### Exercise prompt
List, from the lines below, each one with "page" in it.

• • • • • • •

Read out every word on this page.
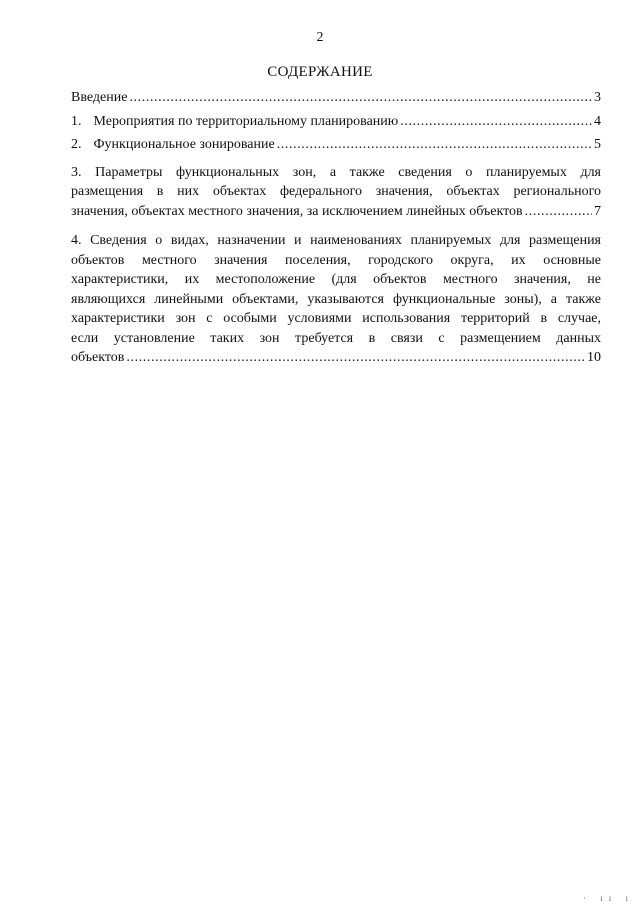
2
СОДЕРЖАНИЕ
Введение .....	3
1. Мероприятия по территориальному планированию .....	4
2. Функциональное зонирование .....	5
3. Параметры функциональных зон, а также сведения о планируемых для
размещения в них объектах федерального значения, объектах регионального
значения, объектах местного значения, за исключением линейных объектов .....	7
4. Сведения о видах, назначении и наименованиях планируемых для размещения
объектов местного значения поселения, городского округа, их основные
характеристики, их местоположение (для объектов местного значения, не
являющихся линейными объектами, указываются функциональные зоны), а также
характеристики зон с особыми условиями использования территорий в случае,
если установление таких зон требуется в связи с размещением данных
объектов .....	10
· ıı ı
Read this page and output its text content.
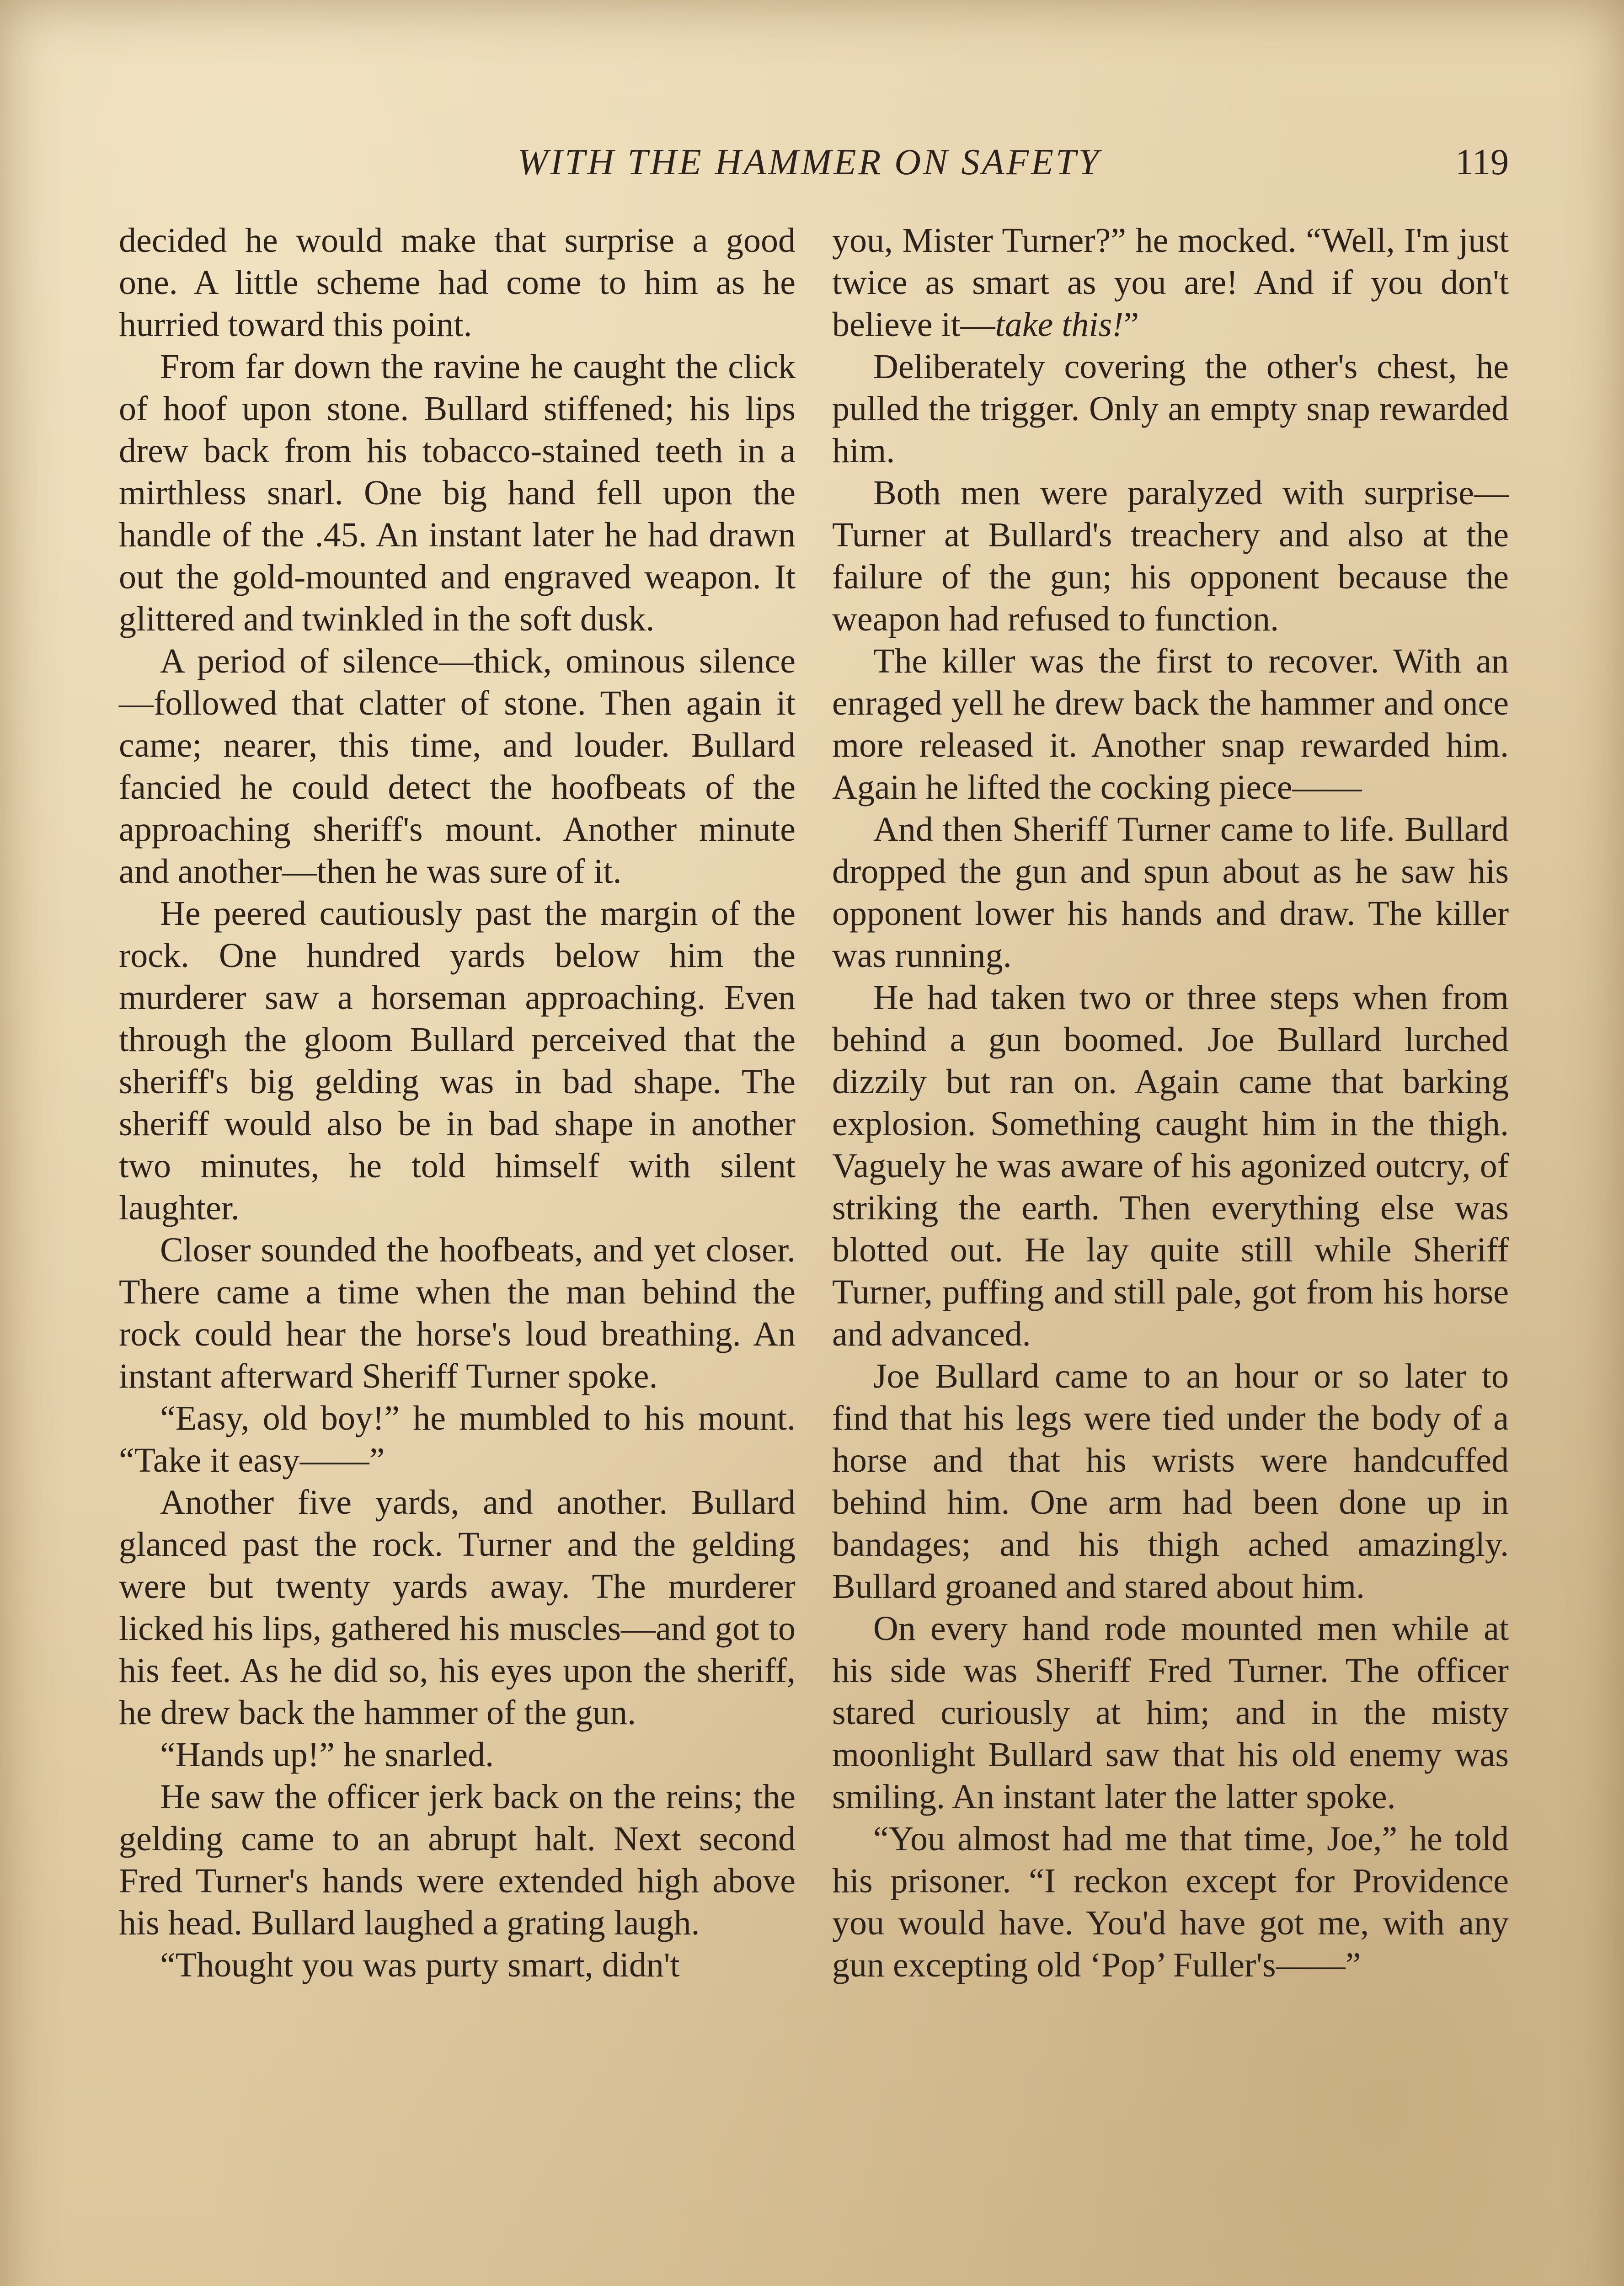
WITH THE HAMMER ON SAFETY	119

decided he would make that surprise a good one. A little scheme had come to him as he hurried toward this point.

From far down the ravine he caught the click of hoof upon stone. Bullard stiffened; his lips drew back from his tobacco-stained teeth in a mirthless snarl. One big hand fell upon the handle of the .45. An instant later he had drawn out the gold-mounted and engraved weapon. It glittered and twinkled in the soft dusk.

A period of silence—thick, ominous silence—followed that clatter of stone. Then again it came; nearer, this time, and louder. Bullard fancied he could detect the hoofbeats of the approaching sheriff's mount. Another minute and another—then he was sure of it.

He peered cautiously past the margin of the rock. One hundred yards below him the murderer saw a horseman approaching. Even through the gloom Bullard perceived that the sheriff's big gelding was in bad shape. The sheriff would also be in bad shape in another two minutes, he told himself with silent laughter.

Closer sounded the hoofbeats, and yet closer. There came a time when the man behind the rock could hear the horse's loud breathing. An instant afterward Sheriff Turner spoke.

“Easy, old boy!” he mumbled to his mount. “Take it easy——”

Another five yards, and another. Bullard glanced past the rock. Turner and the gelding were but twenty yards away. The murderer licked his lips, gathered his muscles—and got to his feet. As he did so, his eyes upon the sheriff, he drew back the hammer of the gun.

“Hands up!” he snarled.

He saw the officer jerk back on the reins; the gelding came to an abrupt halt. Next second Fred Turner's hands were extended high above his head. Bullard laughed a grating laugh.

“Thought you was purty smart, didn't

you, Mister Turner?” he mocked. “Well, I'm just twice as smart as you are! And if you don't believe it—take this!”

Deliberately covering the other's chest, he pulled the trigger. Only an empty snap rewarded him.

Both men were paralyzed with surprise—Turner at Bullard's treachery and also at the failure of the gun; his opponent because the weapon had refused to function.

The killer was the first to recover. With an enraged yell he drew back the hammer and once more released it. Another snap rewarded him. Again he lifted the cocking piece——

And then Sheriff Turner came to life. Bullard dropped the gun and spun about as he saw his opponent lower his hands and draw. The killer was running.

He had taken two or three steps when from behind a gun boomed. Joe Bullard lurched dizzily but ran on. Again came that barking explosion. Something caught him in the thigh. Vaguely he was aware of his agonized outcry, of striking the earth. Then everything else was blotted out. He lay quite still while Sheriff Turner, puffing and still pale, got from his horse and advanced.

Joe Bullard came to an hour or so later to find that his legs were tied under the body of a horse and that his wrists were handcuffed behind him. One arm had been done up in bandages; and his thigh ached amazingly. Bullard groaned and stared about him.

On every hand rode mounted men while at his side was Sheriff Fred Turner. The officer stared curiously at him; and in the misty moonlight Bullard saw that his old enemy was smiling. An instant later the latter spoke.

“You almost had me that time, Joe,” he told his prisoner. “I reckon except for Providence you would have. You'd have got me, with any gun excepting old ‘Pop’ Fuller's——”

• • • • • • •

### Exercise output
Read out every word on this page.
Read this page and output its text content.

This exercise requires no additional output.